>>>

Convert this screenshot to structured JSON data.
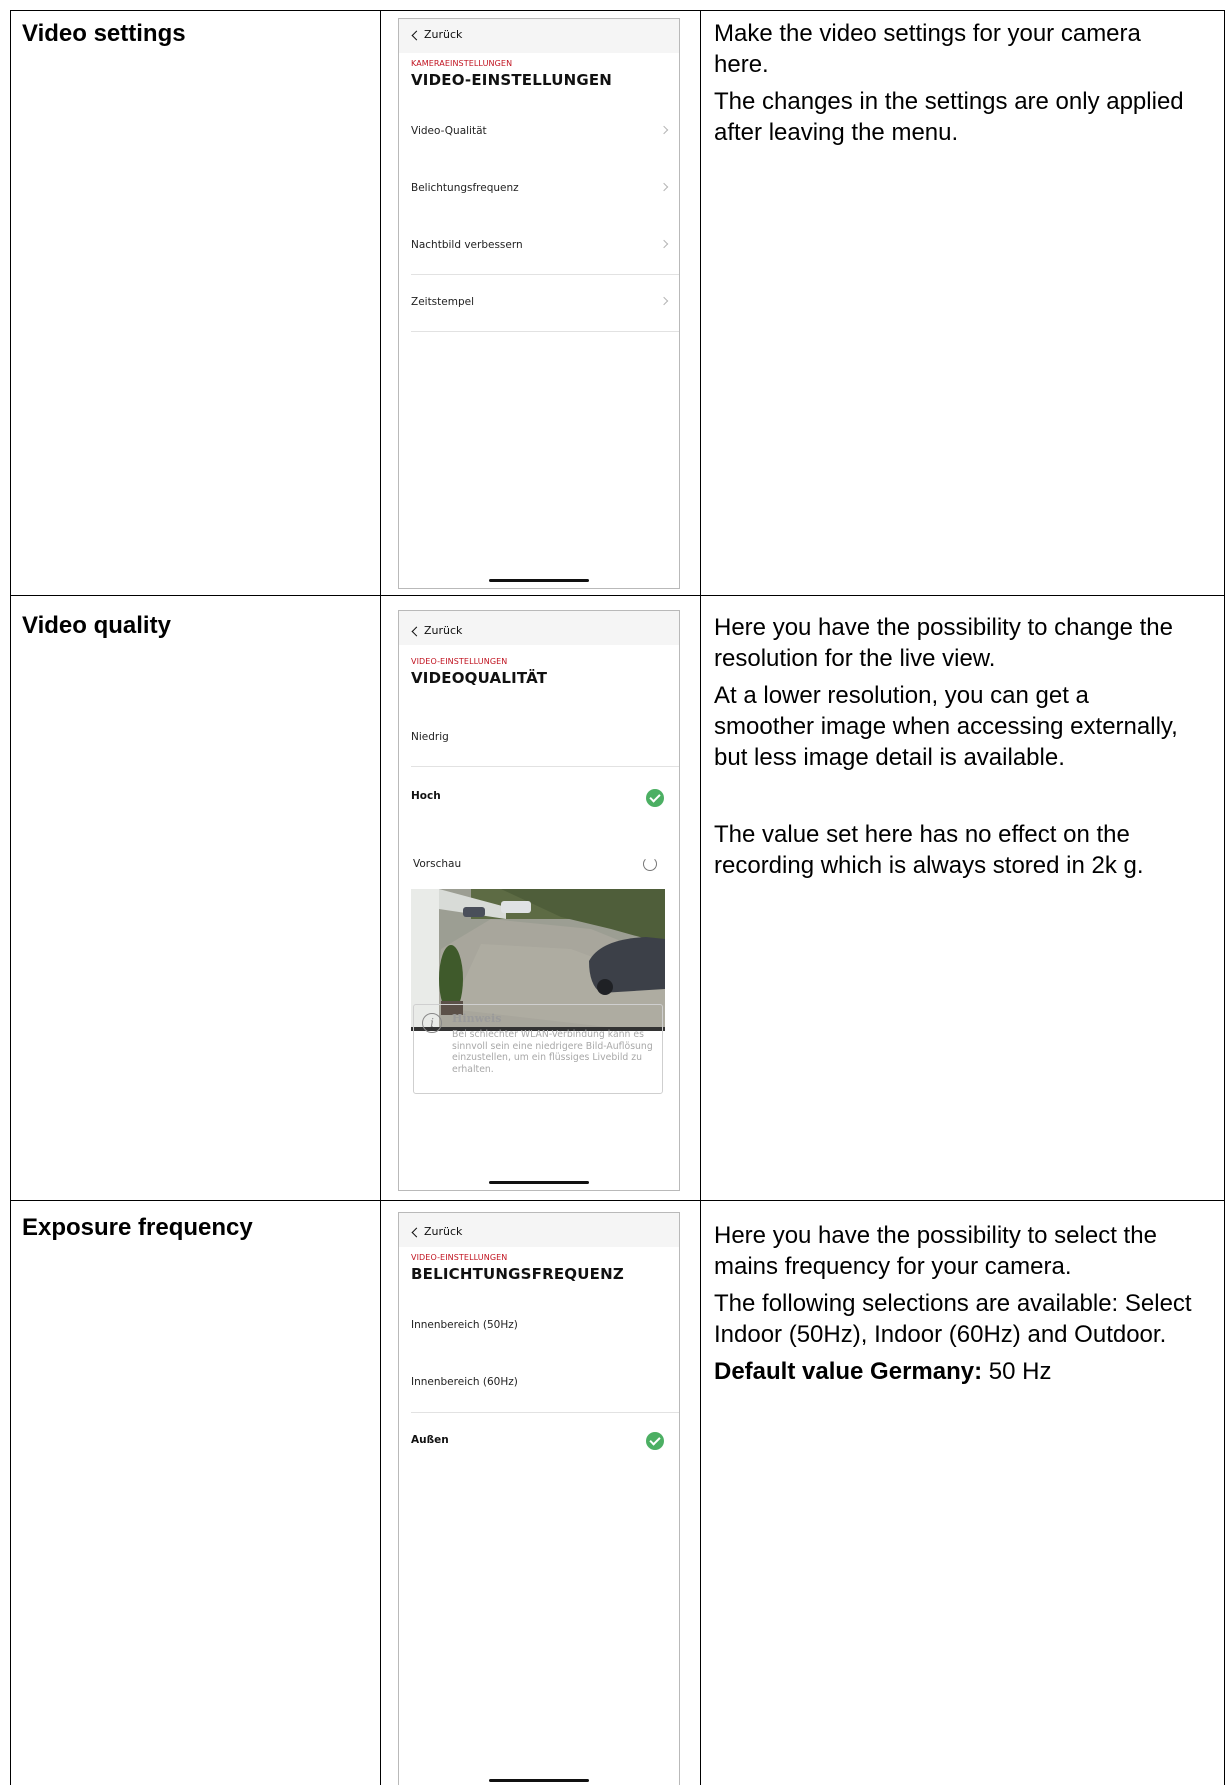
{
  "rows": [
    {
      "title": "Video settings",
      "description": [
        "Make the video settings for your camera here.",
        "The changes in the settings are only applied after leaving the menu."
      ],
      "phone": {
        "back": "Zurück",
        "breadcrumb": "KAMERAEINSTELLUNGEN",
        "title": "VIDEO-EINSTELLUNGEN",
        "items": [
          "Video-Qualität",
          "Belichtungsfrequenz",
          "Nachtbild verbessern",
          "Zeitstempel"
        ]
      }
    },
    {
      "title": "Video quality",
      "description": [
        "Here you have the possibility to change the resolution for the live view.",
        "At a lower resolution, you can get a smoother image when accessing externally, but less image detail is available.",
        "The value set here has no effect on the recording which is always stored in 2k g."
      ],
      "phone": {
        "back": "Zurück",
        "breadcrumb": "VIDEO-EINSTELLUNGEN",
        "title": "VIDEOQUALITÄT",
        "options": [
          "Niedrig",
          "Hoch"
        ],
        "selected": "Hoch",
        "preview_label": "Vorschau",
        "hint_title": "Hinweis",
        "hint_text": "Bei schlechter WLAN-Verbindung kann es sinnvoll sein eine niedrigere Bild-Auflösung einzustellen, um ein flüssiges Livebild zu erhalten."
      }
    },
    {
      "title": "Exposure frequency",
      "description": [
        "Here you have the possibility to select the mains frequency for your camera.",
        "The following selections are available: Select Indoor (50Hz), Indoor (60Hz) and Outdoor."
      ],
      "default_label": "Default value Germany:",
      "default_value": " 50 Hz",
      "phone": {
        "back": "Zurück",
        "breadcrumb": "VIDEO-EINSTELLUNGEN",
        "title": "BELICHTUNGSFREQUENZ",
        "options": [
          "Innenbereich (50Hz)",
          "Innenbereich (60Hz)",
          "Außen"
        ],
        "selected": "Außen"
      }
    }
  ],
  "colors": {
    "accent_red": "#c0121f",
    "check_green": "#4caf63"
  }
}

<<<

Work to complete |
From the entries above, return each line with the word "frequency" in it.

Output |
      "title": "Exposure frequency",
        "Here you have the possibility to select the mains frequency for your camera.",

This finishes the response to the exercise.